**Extracted material:**
◆ ◆ ◆
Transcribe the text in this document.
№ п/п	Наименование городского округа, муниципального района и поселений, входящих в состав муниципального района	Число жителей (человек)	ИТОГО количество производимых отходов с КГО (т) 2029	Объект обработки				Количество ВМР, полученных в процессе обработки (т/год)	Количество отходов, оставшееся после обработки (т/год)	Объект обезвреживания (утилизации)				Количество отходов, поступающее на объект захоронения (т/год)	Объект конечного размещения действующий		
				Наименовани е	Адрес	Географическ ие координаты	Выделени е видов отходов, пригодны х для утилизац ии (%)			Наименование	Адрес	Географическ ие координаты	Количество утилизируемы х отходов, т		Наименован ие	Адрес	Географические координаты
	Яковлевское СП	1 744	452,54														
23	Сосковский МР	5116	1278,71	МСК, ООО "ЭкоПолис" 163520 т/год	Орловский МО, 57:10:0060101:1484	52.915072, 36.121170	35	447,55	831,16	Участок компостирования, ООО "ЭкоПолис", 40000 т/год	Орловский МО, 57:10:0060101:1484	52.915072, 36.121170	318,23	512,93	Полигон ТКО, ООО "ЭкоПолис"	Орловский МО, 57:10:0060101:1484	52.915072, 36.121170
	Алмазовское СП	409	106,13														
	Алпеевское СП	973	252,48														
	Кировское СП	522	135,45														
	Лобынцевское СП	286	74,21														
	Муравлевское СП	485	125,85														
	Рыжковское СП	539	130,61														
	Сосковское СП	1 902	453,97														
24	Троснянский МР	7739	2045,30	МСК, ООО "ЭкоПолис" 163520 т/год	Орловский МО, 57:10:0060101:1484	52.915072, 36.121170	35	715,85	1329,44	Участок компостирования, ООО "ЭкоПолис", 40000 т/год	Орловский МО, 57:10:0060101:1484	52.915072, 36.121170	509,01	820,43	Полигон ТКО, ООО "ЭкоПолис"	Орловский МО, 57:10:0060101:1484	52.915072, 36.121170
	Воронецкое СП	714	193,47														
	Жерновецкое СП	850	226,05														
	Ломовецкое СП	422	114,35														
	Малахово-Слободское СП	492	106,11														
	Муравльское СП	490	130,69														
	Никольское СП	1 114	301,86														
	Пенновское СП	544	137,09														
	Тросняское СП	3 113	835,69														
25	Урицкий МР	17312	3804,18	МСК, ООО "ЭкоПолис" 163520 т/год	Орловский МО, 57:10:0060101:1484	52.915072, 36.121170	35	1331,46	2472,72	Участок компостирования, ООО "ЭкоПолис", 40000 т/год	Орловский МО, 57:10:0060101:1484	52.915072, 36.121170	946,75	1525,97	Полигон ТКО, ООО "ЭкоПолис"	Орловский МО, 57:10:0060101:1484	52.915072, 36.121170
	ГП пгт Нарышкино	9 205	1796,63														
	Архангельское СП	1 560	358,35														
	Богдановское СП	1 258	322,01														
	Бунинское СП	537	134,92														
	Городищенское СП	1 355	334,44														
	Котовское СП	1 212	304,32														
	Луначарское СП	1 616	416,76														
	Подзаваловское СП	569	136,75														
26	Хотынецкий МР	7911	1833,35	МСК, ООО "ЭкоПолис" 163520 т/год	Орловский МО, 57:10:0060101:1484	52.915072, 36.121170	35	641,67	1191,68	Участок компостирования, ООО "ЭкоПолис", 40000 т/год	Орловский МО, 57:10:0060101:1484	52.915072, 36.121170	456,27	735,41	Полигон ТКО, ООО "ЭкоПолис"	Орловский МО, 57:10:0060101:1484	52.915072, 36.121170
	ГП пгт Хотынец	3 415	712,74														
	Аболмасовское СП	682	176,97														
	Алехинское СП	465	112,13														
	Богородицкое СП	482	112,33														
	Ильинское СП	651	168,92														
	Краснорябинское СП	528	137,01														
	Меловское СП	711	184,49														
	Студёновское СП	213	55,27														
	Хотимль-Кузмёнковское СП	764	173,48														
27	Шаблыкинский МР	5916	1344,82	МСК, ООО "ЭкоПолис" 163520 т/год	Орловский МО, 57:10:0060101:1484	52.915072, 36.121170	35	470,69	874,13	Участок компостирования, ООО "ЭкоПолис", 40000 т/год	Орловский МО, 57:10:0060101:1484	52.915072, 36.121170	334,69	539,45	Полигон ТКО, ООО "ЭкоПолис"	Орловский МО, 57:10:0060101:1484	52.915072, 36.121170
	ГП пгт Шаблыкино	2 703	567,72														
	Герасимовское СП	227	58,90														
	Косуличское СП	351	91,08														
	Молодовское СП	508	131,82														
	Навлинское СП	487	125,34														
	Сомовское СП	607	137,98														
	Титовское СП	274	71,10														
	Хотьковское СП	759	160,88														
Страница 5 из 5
◆ ◆ ◆
**Goal:**
Each record must be returned exactly as it is written.

**Task solution:**
Transcribe the text in this document.
№ п/п	Наименование городского округа, муниципального района и поселений, входящих в состав муниципального района	Число жителей (человек)	ИТОГО количество производимых отходов с КГО (т) 2029	Объект обработки				Количество ВМР, полученных в процессе обработки (т/год)	Количество отходов, оставшееся после обработки (т/год)	Объект обезвреживания (утилизации)				Количество отходов, поступающее на объект захоронения (т/год)	Объект конечного размещения действующий		
				Наименовани е	Адрес	Географическ ие координаты	Выделени е видов отходов, пригодны х для утилизац ии (%)			Наименование	Адрес	Географическ ие координаты	Количество утилизируемы х отходов, т		Наименован ие	Адрес	Географические координаты
	Яковлевское СП	1 744	452,54														
23	Сосковский МР	5116	1278,71	МСК, ООО "ЭкоПолис" 163520 т/год	Орловский МО, 57:10:0060101:1484	52.915072, 36.121170	35	447,55	831,16	Участок компостирования, ООО "ЭкоПолис", 40000 т/год	Орловский МО, 57:10:0060101:1484	52.915072, 36.121170	318,23	512,93	Полигон ТКО, ООО "ЭкоПолис"	Орловский МО, 57:10:0060101:1484	52.915072, 36.121170
	Алмазовское СП	409	106,13														
	Алпеевское СП	973	252,48														
	Кировское СП	522	135,45														
	Лобынцевское СП	286	74,21														
	Муравлевское СП	485	125,85														
	Рыжковское СП	539	130,61														
	Сосковское СП	1 902	453,97														
24	Троснянский МР	7739	2045,30	МСК, ООО "ЭкоПолис" 163520 т/год	Орловский МО, 57:10:0060101:1484	52.915072, 36.121170	35	715,85	1329,44	Участок компостирования, ООО "ЭкоПолис", 40000 т/год	Орловский МО, 57:10:0060101:1484	52.915072, 36.121170	509,01	820,43	Полигон ТКО, ООО "ЭкоПолис"	Орловский МО, 57:10:0060101:1484	52.915072, 36.121170
	Воронецкое СП	714	193,47														
	Жерновецкое СП	850	226,05														
	Ломовецкое СП	422	114,35														
	Малахово-Слободское СП	492	106,11														
	Муравльское СП	490	130,69														
	Никольское СП	1 114	301,86														
	Пенновское СП	544	137,09														
	Тросняское СП	3 113	835,69														
25	Урицкий МР	17312	3804,18	МСК, ООО "ЭкоПолис" 163520 т/год	Орловский МО, 57:10:0060101:1484	52.915072, 36.121170	35	1331,46	2472,72	Участок компостирования, ООО "ЭкоПолис", 40000 т/год	Орловский МО, 57:10:0060101:1484	52.915072, 36.121170	946,75	1525,97	Полигон ТКО, ООО "ЭкоПолис"	Орловский МО, 57:10:0060101:1484	52.915072, 36.121170
	ГП пгт Нарышкино	9 205	1796,63														
	Архангельское СП	1 560	358,35														
	Богдановское СП	1 258	322,01														
	Бунинское СП	537	134,92														
	Городищенское СП	1 355	334,44														
	Котовское СП	1 212	304,32														
	Луначарское СП	1 616	416,76														
	Подзаваловское СП	569	136,75														
26	Хотынецкий МР	7911	1833,35	МСК, ООО "ЭкоПолис" 163520 т/год	Орловский МО, 57:10:0060101:1484	52.915072, 36.121170	35	641,67	1191,68	Участок компостирования, ООО "ЭкоПолис", 40000 т/год	Орловский МО, 57:10:0060101:1484	52.915072, 36.121170	456,27	735,41	Полигон ТКО, ООО "ЭкоПолис"	Орловский МО, 57:10:0060101:1484	52.915072, 36.121170
	ГП пгт Хотынец	3 415	712,74														
	Аболмасовское СП	682	176,97														
	Алехинское СП	465	112,13														
	Богородицкое СП	482	112,33														
	Ильинское СП	651	168,92														
	Краснорябинское СП	528	137,01														
	Меловское СП	711	184,49														
	Студёновское СП	213	55,27														
	Хотимль-Кузмёнковское СП	764	173,48														
27	Шаблыкинский МР	5916	1344,82	МСК, ООО "ЭкоПолис" 163520 т/год	Орловский МО, 57:10:0060101:1484	52.915072, 36.121170	35	470,69	874,13	Участок компостирования, ООО "ЭкоПолис", 40000 т/год	Орловский МО, 57:10:0060101:1484	52.915072, 36.121170	334,69	539,45	Полигон ТКО, ООО "ЭкоПолис"	Орловский МО, 57:10:0060101:1484	52.915072, 36.121170
	ГП пгт Шаблыкино	2 703	567,72														
	Герасимовское СП	227	58,90														
	Косуличское СП	351	91,08														
	Молодовское СП	508	131,82														
	Навлинское СП	487	125,34														
	Сомовское СП	607	137,98														
	Титовское СП	274	71,10														
	Хотьковское СП	759	160,88														
Страница 5 из 5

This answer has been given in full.